((

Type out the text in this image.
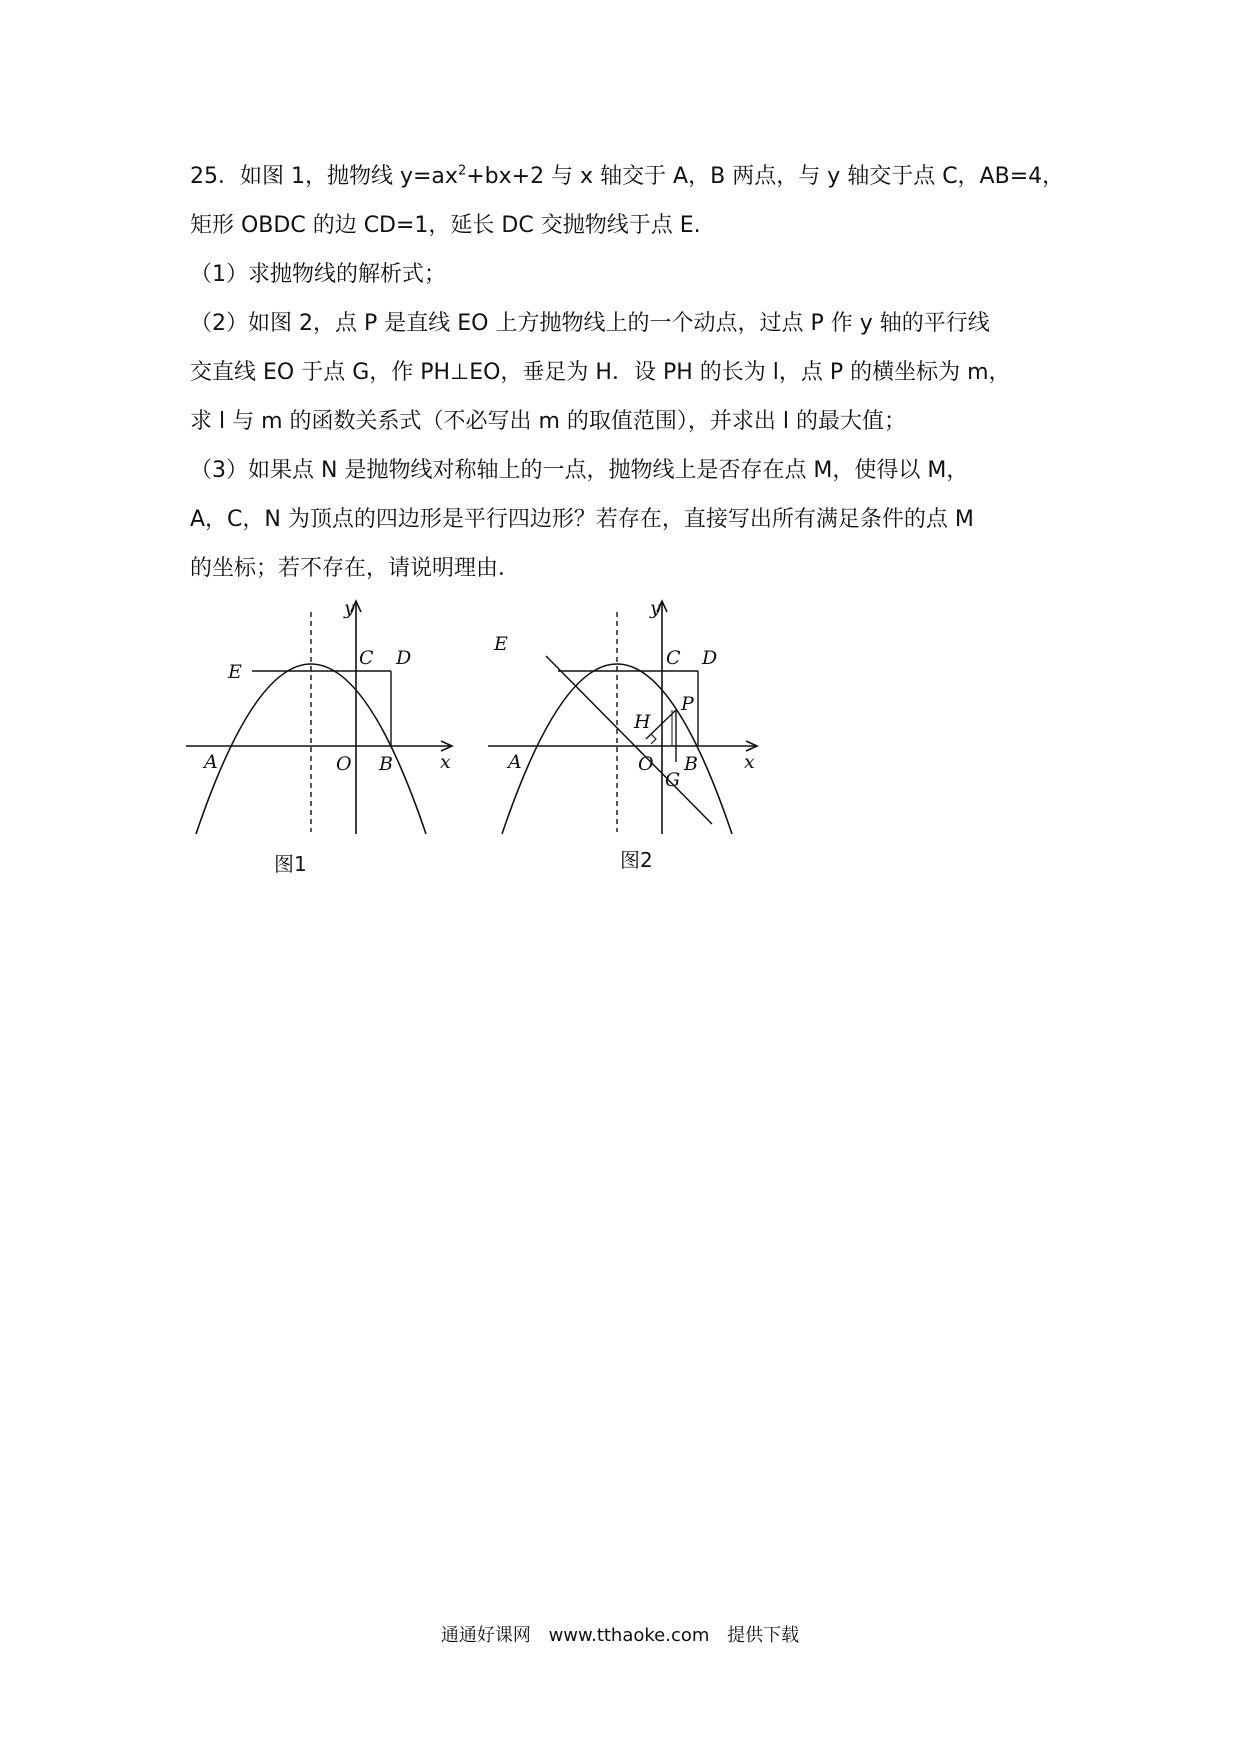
25．如图 1，抛物线 $y=ax^2+bx+2$ 与 x 轴交于 A，B 两点，与 y 轴交于点 C，AB=4，
矩形 OBDC 的边 CD=1，延长 DC 交抛物线于点 E.
（1）求抛物线的解析式；
（2）如图 2，点 P 是直线 EO 上方抛物线上的一个动点，过点 P 作 y 轴的平行线
交直线 EO 于点 G，作 PH⊥EO，垂足为 H．设 PH 的长为 l，点 P 的横坐标为 m，
求 l 与 m 的函数关系式（不必写出 m 的取值范围），并求出 l 的最大值；
（3）如果点 N 是抛物线对称轴上的一点，抛物线上是否存在点 M，使得以 M，
A，C，N 为顶点的四边形是平行四边形？若存在，直接写出所有满足条件的点 M
的坐标；若不存在，请说明理由．
E
C D
A	O B x
y
图1
E
C D
P
H
A	O
G
B x
y
图2
通通好课网 www.tthaoke.com 提供下载
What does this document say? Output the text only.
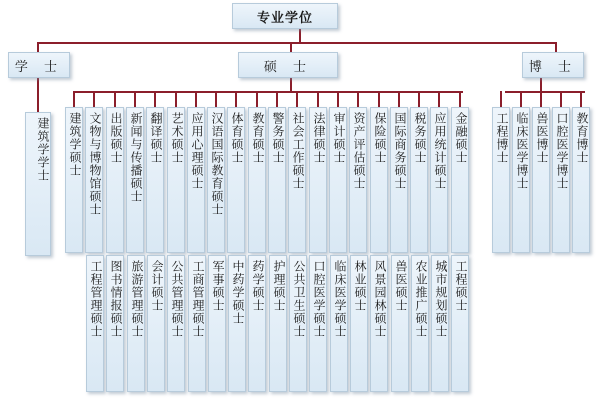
专业学位
学 士	硕 士	博 士
建筑学学士 建筑学硕士 文物与博物馆硕士 出版硕士 新闻与传播硕士 翻译硕士 艺术硕士 应用心理硕士 汉语国际教育硕士 体育硕士 教育硕士 警务硕士 社会工作硕士 法律硕士 审计硕士 资产评估硕士 保险硕士 国际商务硕士 税务硕士 应用统计硕士 金融硕士
工程管理硕士 图书情报硕士 旅游管理硕士 会计硕士 公共管理硕士 工商管理硕士 军事硕士 中药学硕士 药学硕士 护理硕士 公共卫生硕士 口腔医学硕士 临床医学硕士 林业硕士 风景园林硕士 兽医硕士 农业推广硕士 城市规划硕士 工程硕士
工程博士 临床医学博士 兽医博士 口腔医学博士 教育博士
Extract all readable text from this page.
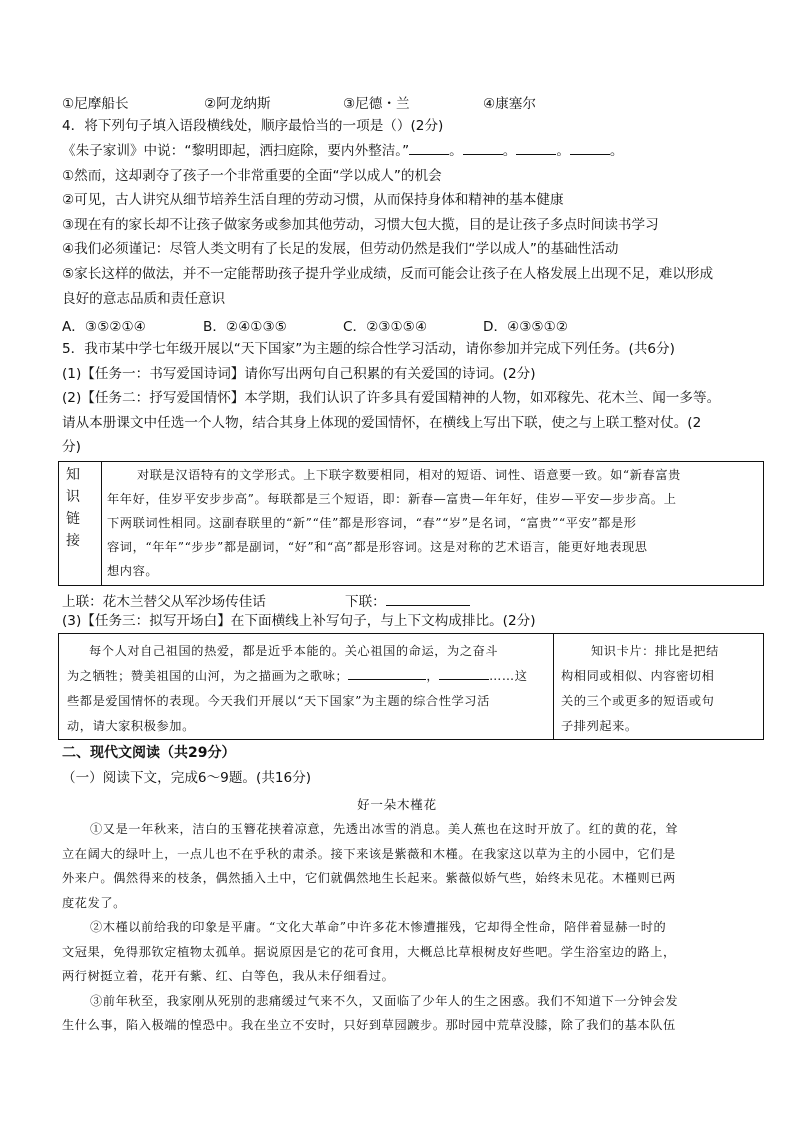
①尼摩船长	②阿龙纳斯	③尼德・兰	④康塞尔
4．将下列句子填入语段横线处，顺序最恰当的一项是（）(2分)
《朱子家训》中说：“黎明即起，洒扫庭除，要内外整洁。”	。	。	。	。
①然而，这却剥夺了孩子一个非常重要的全面“学以成人”的机会
②可见，古人讲究从细节培养生活自理的劳动习惯，从而保持身体和精神的基本健康
③现在有的家长却不让孩子做家务或参加其他劳动，习惯大包大揽，目的是让孩子多点时间读书学习
④我们必须谨记：尽管人类文明有了长足的发展，但劳动仍然是我们“学以成人”的基础性活动
⑤家长这样的做法，并不一定能帮助孩子提升学业成绩，反而可能会让孩子在人格发展上出现不足，难以形成
良好的意志品质和责任意识
A．③⑤②①④	B．②④①③⑤	C．②③①⑤④	D．④③⑤①②
5．我市某中学七年级开展以“天下国家”为主题的综合性学习活动，请你参加并完成下列任务。(共6分)
(1)【任务一：书写爱国诗词】请你写出两句自己积累的有关爱国的诗词。(2分)
(2)【任务二：抒写爱国情怀】本学期，我们认识了许多具有爱国精神的人物，如邓稼先、花木兰、闻一多等。
请从本册课文中任选一个人物，结合其身上体现的爱国情怀，在横线上写出下联，使之与上联工整对仗。(2
分)
知
识
链
接
对联是汉语特有的文学形式。上下联字数要相同，相对的短语、词性、语意要一致。如“新春富贵
年年好，佳岁平安步步高”。每联都是三个短语，即：新春—富贵—年年好，佳岁—平安—步步高。上
下两联词性相同。这副春联里的“新”“佳”都是形容词，“春”“岁”是名词，“富贵”“平安”都是形
容词，“年年”“步步”都是副词，“好”和“高”都是形容词。这是对称的艺术语言，能更好地表现思
想内容。
上联：花木兰替父从军沙场传佳话	下联：
(3)【任务三：拟写开场白】在下面横线上补写句子，与上下文构成排比。(2分)
每个人对自己祖国的热爱，都是近乎本能的。关心祖国的命运，为之奋斗
为之牺牲；赞美祖国的山河，为之描画为之歌咏；	，	……这
些都是爱国情怀的表现。今天我们开展以“天下国家”为主题的综合性学习活
动，请大家积极参加。
知识卡片：排比是把结
构相同或相似、内容密切相
关的三个或更多的短语或句
子排列起来。
二、现代文阅读（共29分）
（一）阅读下文，完成6～9题。(共16分)
好一朵木槿花
①又是一年秋来，洁白的玉簪花挟着凉意，先透出冰雪的消息。美人蕉也在这时开放了。红的黄的花，耸
立在阔大的绿叶上，一点儿也不在乎秋的肃杀。接下来该是紫薇和木槿。在我家这以草为主的小园中，它们是
外来户。偶然得来的枝条，偶然插入土中，它们就偶然地生长起来。紫薇似娇气些，始终未见花。木槿则已两
度花发了。
②木槿以前给我的印象是平庸。“文化大革命”中许多花木惨遭摧残，它却得全性命，陪伴着显赫一时的
文冠果，免得那钦定植物太孤单。据说原因是它的花可食用，大概总比草根树皮好些吧。学生浴室边的路上，
两行树挺立着，花开有紫、红、白等色，我从未仔细看过。
③前年秋至，我家刚从死别的悲痛缓过气来不久，又面临了少年人的生之困惑。我们不知道下一分钟会发
生什么事，陷入极端的惶恐中。我在坐立不安时，只好到草园踱步。那时园中荒草没膝，除了我们的基本队伍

))

Exercise details: Say how many lines in the records hold "text", with the number as the whole reply.

Answer to the exercise: 3